__REQUIRED WORK__
Each line of the material below that holds the word "treated" needs to be copied.

__MATERIAL SHOWN__

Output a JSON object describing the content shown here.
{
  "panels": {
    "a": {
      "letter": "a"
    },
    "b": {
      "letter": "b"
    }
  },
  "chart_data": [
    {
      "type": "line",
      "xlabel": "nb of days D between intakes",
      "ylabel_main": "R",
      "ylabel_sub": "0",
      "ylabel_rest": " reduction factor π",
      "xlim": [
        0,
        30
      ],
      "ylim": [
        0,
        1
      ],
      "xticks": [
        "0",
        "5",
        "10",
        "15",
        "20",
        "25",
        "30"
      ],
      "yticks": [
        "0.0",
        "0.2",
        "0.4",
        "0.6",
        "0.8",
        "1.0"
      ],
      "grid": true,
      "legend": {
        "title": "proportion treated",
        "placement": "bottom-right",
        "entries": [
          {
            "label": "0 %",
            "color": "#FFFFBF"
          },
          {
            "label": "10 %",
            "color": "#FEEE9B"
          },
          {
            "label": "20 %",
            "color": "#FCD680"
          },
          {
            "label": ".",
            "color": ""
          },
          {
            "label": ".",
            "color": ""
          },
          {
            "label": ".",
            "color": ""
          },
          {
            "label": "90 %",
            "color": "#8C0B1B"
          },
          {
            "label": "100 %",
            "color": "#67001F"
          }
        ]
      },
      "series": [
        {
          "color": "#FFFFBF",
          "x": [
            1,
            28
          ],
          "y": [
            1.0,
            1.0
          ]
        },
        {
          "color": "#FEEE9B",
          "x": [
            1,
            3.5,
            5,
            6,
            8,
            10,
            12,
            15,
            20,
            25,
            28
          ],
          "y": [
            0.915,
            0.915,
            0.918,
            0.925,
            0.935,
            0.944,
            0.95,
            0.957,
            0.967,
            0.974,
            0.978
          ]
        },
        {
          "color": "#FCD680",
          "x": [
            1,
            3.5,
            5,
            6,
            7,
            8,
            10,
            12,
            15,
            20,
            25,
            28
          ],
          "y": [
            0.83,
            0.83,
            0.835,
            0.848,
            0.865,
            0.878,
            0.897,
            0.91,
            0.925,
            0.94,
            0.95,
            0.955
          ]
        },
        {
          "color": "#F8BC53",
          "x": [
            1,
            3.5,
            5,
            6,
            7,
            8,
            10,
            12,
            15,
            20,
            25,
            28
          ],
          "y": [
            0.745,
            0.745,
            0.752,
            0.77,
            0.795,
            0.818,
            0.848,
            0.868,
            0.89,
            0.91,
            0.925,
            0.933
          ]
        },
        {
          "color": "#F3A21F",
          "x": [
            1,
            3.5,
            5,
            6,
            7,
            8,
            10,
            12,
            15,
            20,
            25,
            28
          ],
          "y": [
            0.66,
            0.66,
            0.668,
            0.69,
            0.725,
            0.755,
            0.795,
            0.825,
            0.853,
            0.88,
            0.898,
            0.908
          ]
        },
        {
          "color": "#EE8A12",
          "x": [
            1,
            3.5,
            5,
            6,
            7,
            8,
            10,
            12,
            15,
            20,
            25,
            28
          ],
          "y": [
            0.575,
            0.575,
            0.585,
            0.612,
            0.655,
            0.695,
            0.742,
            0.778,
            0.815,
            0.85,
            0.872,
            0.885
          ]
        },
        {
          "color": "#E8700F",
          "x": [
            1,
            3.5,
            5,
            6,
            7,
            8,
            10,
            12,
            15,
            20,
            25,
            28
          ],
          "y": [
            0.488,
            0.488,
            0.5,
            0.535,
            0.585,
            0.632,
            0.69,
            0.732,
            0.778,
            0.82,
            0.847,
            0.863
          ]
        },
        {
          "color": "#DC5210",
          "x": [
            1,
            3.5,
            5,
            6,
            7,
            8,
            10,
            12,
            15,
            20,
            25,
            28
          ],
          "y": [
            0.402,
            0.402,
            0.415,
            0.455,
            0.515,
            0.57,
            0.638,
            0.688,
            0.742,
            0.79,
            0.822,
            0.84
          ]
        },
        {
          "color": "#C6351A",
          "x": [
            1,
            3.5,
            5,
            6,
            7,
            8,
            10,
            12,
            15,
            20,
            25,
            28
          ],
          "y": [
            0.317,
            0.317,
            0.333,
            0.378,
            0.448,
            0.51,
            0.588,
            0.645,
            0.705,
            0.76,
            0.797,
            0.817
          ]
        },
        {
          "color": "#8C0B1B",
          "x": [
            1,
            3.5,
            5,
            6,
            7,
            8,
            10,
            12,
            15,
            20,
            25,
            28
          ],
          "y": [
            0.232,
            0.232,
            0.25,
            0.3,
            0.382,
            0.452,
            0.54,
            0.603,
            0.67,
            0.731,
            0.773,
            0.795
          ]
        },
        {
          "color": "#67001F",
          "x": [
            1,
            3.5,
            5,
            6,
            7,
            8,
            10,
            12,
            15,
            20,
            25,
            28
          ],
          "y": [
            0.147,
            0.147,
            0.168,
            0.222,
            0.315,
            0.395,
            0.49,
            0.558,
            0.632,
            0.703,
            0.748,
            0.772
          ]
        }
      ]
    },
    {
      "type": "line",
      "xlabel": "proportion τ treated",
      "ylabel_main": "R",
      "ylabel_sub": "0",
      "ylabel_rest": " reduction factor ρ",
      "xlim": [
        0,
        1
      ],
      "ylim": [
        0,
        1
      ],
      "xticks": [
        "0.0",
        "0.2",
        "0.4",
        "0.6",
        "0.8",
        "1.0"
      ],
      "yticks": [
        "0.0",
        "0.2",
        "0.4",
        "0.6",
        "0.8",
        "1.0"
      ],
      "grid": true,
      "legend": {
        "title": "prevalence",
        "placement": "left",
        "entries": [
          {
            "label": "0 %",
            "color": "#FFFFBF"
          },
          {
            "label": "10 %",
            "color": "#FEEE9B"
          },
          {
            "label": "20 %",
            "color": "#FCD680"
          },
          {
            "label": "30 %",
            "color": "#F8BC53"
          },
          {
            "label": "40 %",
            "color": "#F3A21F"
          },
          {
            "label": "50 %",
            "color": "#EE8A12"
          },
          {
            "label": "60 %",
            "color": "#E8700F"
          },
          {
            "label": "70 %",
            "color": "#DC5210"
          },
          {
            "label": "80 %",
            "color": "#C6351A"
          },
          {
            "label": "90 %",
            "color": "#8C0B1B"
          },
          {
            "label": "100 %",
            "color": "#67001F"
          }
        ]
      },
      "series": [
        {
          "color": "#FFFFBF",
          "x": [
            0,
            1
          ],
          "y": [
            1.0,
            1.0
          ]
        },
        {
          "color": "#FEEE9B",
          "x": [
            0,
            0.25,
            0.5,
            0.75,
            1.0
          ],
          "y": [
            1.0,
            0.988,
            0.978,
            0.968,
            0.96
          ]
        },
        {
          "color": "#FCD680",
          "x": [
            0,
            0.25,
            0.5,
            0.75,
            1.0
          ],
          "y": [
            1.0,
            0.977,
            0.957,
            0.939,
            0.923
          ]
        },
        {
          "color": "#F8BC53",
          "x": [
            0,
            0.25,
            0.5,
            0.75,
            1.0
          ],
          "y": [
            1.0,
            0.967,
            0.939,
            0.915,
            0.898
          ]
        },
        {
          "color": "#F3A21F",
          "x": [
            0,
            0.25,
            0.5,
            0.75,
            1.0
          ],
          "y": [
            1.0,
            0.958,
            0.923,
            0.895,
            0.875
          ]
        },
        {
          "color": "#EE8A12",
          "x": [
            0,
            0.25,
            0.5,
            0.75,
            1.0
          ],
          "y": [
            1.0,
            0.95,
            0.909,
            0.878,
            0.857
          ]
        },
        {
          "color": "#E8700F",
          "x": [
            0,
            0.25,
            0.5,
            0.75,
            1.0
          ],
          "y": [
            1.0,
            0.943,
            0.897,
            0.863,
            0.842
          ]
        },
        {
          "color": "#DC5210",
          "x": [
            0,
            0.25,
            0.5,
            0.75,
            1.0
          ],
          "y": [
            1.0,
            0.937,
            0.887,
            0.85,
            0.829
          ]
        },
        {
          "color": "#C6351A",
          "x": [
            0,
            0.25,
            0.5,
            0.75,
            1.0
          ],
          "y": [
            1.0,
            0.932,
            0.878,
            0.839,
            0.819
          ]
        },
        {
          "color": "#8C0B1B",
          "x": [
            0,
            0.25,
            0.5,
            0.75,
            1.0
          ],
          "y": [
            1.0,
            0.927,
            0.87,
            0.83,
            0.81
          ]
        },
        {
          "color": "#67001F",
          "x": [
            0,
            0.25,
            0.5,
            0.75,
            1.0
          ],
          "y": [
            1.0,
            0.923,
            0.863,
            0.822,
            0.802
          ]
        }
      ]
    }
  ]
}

__OUTPUT__
        "title": "proportion treated",
      "xlabel": "proportion τ treated",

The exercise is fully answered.